> [TASK]: Of all the lines here, how many include the string "Entgelte"? Answer with the number only.

— Begin DATA EXTRACT —

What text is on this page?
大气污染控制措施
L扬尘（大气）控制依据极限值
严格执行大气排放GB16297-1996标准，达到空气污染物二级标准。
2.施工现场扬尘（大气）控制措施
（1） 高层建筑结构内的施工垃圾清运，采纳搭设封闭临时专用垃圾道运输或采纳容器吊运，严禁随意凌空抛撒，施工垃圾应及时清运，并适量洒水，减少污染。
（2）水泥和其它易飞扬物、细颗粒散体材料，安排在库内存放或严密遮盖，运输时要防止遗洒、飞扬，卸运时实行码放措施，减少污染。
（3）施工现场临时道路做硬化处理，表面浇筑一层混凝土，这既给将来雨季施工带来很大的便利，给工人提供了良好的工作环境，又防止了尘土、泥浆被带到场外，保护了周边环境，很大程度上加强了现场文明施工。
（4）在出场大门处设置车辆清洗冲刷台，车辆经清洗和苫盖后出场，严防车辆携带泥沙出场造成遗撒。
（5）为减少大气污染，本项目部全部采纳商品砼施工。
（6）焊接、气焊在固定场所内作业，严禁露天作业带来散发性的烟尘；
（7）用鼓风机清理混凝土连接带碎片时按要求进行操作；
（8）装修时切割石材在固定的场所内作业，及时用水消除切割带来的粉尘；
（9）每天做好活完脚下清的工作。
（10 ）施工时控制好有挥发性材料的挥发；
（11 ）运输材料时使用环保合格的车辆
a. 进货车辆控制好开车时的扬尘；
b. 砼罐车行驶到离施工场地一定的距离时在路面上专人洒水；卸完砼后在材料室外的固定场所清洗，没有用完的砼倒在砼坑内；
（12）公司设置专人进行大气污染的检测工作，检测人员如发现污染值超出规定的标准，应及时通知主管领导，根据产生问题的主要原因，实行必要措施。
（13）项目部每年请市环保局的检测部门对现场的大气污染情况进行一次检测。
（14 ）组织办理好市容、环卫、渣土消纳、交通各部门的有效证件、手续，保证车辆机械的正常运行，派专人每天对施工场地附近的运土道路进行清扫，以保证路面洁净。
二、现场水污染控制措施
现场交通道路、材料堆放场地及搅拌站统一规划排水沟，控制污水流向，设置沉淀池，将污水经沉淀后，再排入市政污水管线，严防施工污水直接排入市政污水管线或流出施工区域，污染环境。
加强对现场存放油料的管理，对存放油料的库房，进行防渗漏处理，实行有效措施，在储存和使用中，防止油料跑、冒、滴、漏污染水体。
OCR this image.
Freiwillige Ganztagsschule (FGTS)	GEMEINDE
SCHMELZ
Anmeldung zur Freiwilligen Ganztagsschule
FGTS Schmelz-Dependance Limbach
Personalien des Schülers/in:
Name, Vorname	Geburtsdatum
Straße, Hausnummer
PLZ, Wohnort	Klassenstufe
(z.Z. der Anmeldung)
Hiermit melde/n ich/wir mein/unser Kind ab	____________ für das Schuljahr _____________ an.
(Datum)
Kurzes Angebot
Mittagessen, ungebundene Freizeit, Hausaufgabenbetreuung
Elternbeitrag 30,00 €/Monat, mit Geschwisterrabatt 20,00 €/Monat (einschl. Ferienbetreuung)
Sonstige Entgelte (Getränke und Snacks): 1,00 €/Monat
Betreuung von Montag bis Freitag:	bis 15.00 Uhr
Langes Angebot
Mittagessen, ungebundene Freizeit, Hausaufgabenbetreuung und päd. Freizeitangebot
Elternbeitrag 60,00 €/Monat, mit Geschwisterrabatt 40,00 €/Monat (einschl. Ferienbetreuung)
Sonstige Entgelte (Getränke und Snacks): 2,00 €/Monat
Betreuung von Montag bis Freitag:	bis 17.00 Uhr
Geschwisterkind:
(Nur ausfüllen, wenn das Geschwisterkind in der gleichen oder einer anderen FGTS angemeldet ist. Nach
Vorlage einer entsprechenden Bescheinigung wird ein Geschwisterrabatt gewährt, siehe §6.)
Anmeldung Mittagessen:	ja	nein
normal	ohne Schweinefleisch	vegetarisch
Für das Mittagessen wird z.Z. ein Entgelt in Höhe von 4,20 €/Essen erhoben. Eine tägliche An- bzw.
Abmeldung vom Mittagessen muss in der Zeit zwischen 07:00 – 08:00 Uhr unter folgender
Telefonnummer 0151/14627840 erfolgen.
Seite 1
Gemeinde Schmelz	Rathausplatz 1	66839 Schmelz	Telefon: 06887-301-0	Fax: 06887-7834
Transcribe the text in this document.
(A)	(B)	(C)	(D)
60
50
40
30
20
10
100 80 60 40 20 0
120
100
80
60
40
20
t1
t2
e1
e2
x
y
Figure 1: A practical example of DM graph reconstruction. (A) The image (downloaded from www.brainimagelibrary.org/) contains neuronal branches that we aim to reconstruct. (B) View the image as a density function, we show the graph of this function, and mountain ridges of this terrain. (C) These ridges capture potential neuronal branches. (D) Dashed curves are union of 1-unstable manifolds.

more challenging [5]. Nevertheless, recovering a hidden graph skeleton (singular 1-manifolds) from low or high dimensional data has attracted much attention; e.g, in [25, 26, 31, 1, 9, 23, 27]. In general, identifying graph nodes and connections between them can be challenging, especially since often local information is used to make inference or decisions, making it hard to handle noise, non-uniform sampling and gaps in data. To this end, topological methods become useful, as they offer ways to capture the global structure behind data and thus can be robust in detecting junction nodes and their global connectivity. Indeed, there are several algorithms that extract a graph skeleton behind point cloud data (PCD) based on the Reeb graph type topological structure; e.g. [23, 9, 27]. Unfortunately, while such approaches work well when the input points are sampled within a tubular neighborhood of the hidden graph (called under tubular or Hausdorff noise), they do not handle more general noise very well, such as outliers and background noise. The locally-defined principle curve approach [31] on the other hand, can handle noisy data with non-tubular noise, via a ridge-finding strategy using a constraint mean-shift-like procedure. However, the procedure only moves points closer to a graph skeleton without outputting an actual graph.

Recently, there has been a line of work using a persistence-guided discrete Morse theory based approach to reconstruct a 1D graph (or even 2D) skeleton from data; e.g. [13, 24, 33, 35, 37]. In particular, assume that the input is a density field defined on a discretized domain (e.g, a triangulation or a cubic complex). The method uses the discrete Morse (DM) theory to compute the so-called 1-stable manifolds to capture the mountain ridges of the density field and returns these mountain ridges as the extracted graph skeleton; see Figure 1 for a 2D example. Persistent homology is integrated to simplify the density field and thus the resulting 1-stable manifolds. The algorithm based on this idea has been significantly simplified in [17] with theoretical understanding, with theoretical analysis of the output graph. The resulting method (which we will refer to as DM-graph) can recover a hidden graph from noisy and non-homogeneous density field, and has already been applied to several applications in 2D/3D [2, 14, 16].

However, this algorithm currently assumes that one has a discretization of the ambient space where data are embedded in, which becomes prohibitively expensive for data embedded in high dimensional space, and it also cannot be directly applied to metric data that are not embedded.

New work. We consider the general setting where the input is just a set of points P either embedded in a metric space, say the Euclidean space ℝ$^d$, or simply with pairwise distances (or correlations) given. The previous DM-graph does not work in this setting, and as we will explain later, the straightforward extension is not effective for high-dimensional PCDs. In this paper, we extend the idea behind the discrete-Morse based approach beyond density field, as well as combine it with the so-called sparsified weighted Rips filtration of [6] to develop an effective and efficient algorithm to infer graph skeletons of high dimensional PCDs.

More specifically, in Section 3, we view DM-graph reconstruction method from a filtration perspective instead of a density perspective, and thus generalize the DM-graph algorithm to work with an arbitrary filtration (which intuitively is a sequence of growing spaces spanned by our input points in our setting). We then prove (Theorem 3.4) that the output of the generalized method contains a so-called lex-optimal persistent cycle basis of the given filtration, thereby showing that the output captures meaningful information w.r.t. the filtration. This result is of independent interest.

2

— End DATA EXTRACT —

> [EXPECTED ANSWER]: 2